** 問題 **
本文にある「■」付きの小見出しを、本文に出てくる順にすべて書き出しなさい。

** 本文 **
▶

おならで前に進めるか!? 国際宇宙ステーションにおける宇宙空間での疑問

小惑星探査機「はやぶさ」で日本中が沸いてから、日本の宇宙開発技術に多くの人が目を向けるようになりました。7月21日には、種子島宇宙センターより、日本のH2Bロケットによる「こうのとり」の打ち上げにも成功。同月28日には、星出宇宙飛行士が滞在している国際宇宙ステーションのドッキングにも成功しました。宇宙への夢はつきることがありません。そこで今回は現在の有人宇宙活動の舞台である国際宇宙ステーションのちょっとした疑問についてお答えします。


■国際宇宙ステーションの目的

国際宇宙ステーションでは、微小重量や高真空などの宇宙だけの特殊な環境を利用した様々な実験を行っています。そこで得られた成果を活かして、科学技術をより一層進歩させたり、産業や生活に役立てていくことが目的となっています。

■国際宇宙ステーションは地上からも見えるのか

国際宇宙ステーションの高度は約350~400キロメートル。これは東京から京都くらいまでの直線距離と同じです。なので、国際宇宙ステーションは肉眼でもみることが可能で、光体が空をスーッと横切っていくように見えます。天体望遠鏡で見れば、太陽電池パネルが開いている細部の様子までもはっきりとわかります。

■国際宇宙ステーションでの、水や酸素の補給は?

スペースシャトルや日本が開発した無人補給船HTV(愛称「こうのとり」)などで、必要な物資を運んでいます。酸素は無人補給船で運んでくるほか、ステーション内で水の電気分解により作られています。また、尿を飲料水に変える水再生装置もあります。

■国際宇宙ステーション内でおならをするとどうなるのか

もちろん臭います。若田宇宙飛行士は「おならの推進力で前に進むことができるのか」ということを試したことがあるようで、結果は残念ながら失敗に終わりました。おならでは質量の大きい体を加速できるほどの推力が出せなかったようです。

国際宇宙ステーションを軸にした、広大な宇宙空間における宇宙探査、宇宙開発は次世代に受け継がれていく巨大な事業であるだけではなく、夢の探査でもあるのです。

◀

** 入力データ **
▶

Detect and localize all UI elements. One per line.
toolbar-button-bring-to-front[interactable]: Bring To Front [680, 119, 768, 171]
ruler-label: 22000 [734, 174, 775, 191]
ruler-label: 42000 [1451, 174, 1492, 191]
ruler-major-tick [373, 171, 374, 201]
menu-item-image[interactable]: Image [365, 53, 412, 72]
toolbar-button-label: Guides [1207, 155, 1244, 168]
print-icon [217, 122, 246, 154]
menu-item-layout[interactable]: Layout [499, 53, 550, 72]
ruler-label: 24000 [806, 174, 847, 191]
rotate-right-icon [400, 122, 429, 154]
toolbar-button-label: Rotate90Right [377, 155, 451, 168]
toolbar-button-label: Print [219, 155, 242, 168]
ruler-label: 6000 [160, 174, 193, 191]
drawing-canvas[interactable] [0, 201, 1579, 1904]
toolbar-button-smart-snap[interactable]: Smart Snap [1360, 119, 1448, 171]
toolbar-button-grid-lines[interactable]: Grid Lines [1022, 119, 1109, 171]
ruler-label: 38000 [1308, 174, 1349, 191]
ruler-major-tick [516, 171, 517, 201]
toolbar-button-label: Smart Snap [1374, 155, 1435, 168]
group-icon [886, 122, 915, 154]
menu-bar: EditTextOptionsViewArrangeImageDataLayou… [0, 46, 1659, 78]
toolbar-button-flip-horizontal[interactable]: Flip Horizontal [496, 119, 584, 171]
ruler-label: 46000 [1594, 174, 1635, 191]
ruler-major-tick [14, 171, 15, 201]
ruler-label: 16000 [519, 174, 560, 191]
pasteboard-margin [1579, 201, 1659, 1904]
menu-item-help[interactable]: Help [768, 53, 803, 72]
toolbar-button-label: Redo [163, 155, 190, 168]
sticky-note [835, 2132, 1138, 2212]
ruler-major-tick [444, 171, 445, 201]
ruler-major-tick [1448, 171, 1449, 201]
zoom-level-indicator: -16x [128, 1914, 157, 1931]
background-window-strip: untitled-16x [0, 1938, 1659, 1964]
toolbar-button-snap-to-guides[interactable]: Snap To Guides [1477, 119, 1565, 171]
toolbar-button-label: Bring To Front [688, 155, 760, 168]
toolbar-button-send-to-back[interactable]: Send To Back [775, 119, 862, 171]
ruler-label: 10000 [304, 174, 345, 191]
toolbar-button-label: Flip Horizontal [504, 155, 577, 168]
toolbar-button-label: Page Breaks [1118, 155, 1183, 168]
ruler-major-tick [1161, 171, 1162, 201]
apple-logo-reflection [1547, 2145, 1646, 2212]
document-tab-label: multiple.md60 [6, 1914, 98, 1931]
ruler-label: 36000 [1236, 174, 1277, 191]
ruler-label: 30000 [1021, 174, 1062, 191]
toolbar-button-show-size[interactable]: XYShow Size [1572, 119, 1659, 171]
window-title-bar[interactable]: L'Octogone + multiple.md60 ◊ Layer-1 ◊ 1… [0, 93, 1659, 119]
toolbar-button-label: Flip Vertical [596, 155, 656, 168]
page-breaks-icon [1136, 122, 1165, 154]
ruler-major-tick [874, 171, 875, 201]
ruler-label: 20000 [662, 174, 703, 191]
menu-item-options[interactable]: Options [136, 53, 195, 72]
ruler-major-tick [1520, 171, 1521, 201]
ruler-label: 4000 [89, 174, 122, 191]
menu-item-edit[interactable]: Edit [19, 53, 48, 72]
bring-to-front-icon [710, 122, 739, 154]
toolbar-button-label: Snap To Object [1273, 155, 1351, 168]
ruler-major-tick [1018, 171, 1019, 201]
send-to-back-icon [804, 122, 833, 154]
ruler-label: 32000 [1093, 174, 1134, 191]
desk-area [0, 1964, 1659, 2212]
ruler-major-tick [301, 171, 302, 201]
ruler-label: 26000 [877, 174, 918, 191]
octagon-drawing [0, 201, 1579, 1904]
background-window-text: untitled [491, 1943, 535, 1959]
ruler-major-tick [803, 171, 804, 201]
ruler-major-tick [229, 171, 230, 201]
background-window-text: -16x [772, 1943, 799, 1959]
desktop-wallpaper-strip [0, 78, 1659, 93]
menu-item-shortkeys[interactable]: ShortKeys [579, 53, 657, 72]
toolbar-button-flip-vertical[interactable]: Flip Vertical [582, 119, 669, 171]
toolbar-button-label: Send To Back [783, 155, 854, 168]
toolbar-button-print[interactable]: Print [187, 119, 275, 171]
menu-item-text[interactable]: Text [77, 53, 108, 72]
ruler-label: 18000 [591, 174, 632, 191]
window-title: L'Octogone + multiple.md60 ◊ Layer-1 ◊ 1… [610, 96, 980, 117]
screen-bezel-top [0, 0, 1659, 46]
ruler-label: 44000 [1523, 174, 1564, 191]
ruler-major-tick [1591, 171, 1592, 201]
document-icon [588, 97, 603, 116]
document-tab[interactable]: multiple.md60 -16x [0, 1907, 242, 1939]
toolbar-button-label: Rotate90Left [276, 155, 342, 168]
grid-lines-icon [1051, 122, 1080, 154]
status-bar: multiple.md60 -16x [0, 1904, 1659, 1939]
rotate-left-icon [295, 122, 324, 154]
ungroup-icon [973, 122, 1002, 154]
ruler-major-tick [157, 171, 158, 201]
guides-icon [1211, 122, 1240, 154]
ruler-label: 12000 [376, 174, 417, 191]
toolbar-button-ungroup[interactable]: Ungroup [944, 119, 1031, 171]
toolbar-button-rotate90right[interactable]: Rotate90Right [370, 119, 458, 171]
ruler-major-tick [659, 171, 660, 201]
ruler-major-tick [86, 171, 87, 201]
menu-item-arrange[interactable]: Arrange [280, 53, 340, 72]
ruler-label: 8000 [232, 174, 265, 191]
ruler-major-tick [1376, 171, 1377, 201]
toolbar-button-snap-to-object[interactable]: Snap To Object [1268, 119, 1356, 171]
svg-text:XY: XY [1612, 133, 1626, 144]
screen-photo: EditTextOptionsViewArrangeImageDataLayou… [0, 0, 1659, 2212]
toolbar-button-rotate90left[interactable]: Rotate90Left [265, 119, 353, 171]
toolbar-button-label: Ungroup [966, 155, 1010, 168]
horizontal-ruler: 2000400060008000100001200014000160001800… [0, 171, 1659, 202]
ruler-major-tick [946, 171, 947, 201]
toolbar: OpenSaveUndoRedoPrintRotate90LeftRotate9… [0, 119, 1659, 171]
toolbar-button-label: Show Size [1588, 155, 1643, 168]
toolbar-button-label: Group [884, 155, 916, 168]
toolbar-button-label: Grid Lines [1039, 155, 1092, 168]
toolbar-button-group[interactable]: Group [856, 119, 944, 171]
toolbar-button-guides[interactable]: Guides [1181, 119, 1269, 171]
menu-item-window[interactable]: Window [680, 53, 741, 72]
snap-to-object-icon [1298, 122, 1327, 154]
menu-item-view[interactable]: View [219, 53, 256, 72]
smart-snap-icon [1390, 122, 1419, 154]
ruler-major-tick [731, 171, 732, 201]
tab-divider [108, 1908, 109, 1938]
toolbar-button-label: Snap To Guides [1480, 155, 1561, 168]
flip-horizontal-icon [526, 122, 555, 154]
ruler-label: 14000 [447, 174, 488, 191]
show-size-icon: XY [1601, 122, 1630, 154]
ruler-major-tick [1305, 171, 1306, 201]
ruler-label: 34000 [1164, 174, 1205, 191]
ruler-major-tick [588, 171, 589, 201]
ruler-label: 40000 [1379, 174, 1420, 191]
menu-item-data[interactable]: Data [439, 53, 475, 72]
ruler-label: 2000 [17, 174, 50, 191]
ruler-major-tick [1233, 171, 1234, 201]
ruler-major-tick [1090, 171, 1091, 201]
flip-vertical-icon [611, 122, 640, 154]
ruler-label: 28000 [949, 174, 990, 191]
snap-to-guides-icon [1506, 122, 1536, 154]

◀

** 解答 **
1. 国際宇宙ステーションの目的
2. 国際宇宙ステーションは地上からも見えるのか
3. 国際宇宙ステーションでの、水や酸素の補給は?
4. 国際宇宙ステーション内でおならをするとどうなるのか